• _Goal of the exercise_
Each record needs to be echoed exactly; can you do that?
--- Data shown ---
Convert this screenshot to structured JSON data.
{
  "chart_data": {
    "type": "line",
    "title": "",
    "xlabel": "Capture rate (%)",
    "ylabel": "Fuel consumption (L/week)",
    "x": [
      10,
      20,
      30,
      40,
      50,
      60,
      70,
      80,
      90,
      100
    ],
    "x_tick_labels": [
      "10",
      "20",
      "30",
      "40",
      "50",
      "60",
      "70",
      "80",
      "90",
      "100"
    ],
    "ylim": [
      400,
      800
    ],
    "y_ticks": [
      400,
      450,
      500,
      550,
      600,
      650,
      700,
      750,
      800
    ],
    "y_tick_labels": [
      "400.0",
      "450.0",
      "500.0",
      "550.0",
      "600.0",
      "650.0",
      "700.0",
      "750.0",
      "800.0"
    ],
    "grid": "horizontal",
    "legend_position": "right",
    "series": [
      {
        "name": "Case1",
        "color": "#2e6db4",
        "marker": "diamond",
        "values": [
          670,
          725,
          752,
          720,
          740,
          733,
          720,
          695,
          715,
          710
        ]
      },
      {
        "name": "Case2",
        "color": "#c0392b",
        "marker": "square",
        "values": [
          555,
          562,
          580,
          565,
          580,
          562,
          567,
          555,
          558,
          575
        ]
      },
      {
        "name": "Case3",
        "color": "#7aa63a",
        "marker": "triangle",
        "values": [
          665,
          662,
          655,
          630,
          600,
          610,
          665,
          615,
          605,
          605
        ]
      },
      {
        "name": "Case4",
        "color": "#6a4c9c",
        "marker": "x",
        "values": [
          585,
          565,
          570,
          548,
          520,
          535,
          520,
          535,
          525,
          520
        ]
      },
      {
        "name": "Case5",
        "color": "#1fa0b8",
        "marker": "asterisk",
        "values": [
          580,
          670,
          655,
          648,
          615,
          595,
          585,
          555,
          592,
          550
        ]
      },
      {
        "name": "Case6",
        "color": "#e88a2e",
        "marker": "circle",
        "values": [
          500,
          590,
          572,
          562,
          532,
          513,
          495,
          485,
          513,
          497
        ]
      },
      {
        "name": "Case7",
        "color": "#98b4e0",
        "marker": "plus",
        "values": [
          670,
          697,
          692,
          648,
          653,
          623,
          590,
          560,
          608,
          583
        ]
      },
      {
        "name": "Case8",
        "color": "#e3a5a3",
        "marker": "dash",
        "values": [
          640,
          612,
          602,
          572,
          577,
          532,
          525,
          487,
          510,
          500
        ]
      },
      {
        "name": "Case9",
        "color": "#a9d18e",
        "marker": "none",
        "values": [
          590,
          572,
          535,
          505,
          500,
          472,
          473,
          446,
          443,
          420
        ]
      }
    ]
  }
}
---
• _Reply to the task_
Convert this screenshot to structured JSON data.
{
  "chart_data": {
    "type": "line",
    "title": "",
    "xlabel": "Capture rate (%)",
    "ylabel": "Fuel consumption (L/week)",
    "x": [
      10,
      20,
      30,
      40,
      50,
      60,
      70,
      80,
      90,
      100
    ],
    "x_tick_labels": [
      "10",
      "20",
      "30",
      "40",
      "50",
      "60",
      "70",
      "80",
      "90",
      "100"
    ],
    "ylim": [
      400,
      800
    ],
    "y_ticks": [
      400,
      450,
      500,
      550,
      600,
      650,
      700,
      750,
      800
    ],
    "y_tick_labels": [
      "400.0",
      "450.0",
      "500.0",
      "550.0",
      "600.0",
      "650.0",
      "700.0",
      "750.0",
      "800.0"
    ],
    "grid": "horizontal",
    "legend_position": "right",
    "series": [
      {
        "name": "Case1",
        "color": "#2e6db4",
        "marker": "diamond",
        "values": [
          670,
          725,
          752,
          720,
          740,
          733,
          720,
          695,
          715,
          710
        ]
      },
      {
        "name": "Case2",
        "color": "#c0392b",
        "marker": "square",
        "values": [
          555,
          562,
          580,
          565,
          580,
          562,
          567,
          555,
          558,
          575
        ]
      },
      {
        "name": "Case3",
        "color": "#7aa63a",
        "marker": "triangle",
        "values": [
          665,
          662,
          655,
          630,
          600,
          610,
          665,
          615,
          605,
          605
        ]
      },
      {
        "name": "Case4",
        "color": "#6a4c9c",
        "marker": "x",
        "values": [
          585,
          565,
          570,
          548,
          520,
          535,
          520,
          535,
          525,
          520
        ]
      },
      {
        "name": "Case5",
        "color": "#1fa0b8",
        "marker": "asterisk",
        "values": [
          580,
          670,
          655,
          648,
          615,
          595,
          585,
          555,
          592,
          550
        ]
      },
      {
        "name": "Case6",
        "color": "#e88a2e",
        "marker": "circle",
        "values": [
          500,
          590,
          572,
          562,
          532,
          513,
          495,
          485,
          513,
          497
        ]
      },
      {
        "name": "Case7",
        "color": "#98b4e0",
        "marker": "plus",
        "values": [
          670,
          697,
          692,
          648,
          653,
          623,
          590,
          560,
          608,
          583
        ]
      },
      {
        "name": "Case8",
        "color": "#e3a5a3",
        "marker": "dash",
        "values": [
          640,
          612,
          602,
          572,
          577,
          532,
          525,
          487,
          510,
          500
        ]
      },
      {
        "name": "Case9",
        "color": "#a9d18e",
        "marker": "none",
        "values": [
          590,
          572,
          535,
          505,
          500,
          472,
          473,
          446,
          443,
          420
        ]
      }
    ]
  }
}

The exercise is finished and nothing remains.